--- BEGIN Stored data ---

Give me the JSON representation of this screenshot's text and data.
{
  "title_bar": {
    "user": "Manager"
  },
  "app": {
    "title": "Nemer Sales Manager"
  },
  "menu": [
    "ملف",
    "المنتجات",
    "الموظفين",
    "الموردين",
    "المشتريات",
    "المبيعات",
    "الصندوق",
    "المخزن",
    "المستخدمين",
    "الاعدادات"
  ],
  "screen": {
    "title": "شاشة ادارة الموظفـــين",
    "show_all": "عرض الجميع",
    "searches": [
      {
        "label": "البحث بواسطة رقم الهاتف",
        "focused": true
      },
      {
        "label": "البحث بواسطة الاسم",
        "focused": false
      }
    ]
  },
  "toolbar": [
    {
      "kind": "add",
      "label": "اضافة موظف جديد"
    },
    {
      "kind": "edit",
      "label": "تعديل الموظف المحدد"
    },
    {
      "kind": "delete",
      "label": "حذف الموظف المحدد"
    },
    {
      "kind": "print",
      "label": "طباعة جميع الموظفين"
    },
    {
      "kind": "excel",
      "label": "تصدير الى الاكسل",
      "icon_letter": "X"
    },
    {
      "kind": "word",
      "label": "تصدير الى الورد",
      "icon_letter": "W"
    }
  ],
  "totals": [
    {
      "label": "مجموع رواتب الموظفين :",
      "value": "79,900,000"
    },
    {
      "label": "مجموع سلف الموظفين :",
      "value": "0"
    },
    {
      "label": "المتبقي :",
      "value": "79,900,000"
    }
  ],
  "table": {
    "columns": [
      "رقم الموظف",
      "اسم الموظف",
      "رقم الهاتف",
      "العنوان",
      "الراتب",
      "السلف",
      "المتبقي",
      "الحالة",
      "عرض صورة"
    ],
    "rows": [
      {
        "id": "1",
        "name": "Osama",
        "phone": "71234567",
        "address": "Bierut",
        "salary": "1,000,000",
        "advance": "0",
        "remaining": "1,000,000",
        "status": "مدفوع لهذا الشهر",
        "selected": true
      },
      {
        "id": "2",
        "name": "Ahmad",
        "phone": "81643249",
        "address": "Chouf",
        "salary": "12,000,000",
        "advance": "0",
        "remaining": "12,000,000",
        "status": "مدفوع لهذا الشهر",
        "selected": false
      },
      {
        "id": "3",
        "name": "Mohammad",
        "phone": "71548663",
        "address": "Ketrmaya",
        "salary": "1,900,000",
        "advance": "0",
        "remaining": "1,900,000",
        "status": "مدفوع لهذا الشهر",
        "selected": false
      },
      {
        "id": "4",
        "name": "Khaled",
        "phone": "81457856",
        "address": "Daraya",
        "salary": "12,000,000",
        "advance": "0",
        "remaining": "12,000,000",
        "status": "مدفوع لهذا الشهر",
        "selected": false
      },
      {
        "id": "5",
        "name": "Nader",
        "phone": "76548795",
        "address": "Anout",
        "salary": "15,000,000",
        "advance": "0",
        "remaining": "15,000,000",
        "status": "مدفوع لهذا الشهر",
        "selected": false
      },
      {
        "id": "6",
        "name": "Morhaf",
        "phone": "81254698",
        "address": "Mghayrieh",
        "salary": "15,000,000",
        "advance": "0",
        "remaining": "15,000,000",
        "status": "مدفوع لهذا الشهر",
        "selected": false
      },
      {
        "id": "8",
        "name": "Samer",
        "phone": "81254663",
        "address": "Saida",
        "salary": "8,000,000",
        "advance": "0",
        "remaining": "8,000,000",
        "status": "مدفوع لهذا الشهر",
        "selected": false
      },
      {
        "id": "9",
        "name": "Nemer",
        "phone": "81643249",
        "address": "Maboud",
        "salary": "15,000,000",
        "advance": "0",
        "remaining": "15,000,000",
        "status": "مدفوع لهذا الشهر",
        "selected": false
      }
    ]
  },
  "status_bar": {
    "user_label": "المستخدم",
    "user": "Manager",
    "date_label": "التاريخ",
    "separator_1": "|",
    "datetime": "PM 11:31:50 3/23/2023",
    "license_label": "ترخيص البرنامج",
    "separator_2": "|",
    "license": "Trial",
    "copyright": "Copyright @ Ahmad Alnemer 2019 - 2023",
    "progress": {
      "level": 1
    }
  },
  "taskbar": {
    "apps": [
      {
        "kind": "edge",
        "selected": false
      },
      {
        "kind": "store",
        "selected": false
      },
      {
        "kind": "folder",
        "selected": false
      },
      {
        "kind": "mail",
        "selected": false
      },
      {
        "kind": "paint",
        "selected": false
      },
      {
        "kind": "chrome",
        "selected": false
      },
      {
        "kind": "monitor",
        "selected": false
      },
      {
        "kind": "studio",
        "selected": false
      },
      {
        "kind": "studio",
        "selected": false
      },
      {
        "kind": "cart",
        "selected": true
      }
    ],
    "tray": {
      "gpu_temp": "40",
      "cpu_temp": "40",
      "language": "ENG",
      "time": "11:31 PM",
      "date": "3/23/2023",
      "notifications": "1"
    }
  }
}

--- END Stored data ---

[Exercise prompt]: Pick out the lines containing the string "مجموع".

[Answer to this task]:
      "label": "مجموع رواتب الموظفين :",
      "label": "مجموع سلف الموظفين :",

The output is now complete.